_Exercise instructions_
How many lines in the records below contain the word "title"? Answer with the number alone.

* Begin Data provided *

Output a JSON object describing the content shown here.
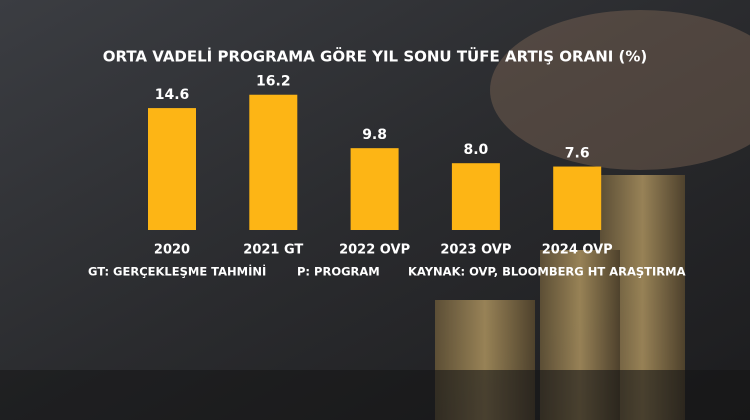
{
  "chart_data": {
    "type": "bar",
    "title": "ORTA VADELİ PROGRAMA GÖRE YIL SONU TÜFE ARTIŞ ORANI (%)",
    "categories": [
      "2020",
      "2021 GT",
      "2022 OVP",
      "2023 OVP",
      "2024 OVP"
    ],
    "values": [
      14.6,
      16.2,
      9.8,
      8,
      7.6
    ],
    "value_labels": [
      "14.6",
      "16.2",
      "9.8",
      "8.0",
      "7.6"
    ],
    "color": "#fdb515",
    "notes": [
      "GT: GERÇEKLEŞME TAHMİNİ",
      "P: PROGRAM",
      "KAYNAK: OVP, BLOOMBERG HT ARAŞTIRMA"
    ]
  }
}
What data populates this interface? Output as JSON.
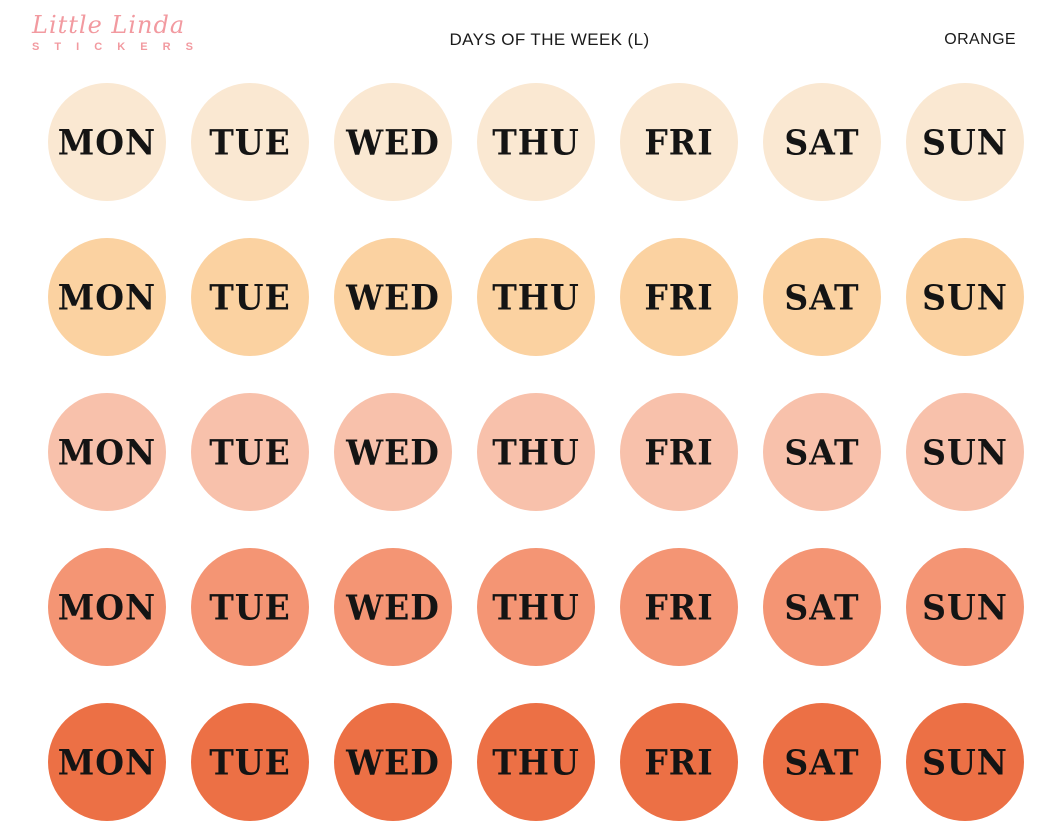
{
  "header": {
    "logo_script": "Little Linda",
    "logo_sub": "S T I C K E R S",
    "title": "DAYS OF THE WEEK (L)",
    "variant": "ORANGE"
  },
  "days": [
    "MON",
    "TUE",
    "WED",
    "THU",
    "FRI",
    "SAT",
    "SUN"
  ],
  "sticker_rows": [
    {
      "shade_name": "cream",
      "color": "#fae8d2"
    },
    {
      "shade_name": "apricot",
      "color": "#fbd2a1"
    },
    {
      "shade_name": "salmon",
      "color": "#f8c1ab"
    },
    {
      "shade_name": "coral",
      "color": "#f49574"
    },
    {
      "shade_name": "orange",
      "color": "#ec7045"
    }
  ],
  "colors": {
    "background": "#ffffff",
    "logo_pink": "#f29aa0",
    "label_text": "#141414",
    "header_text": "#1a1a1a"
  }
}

* End Data provided *

_Output of the exercise_
2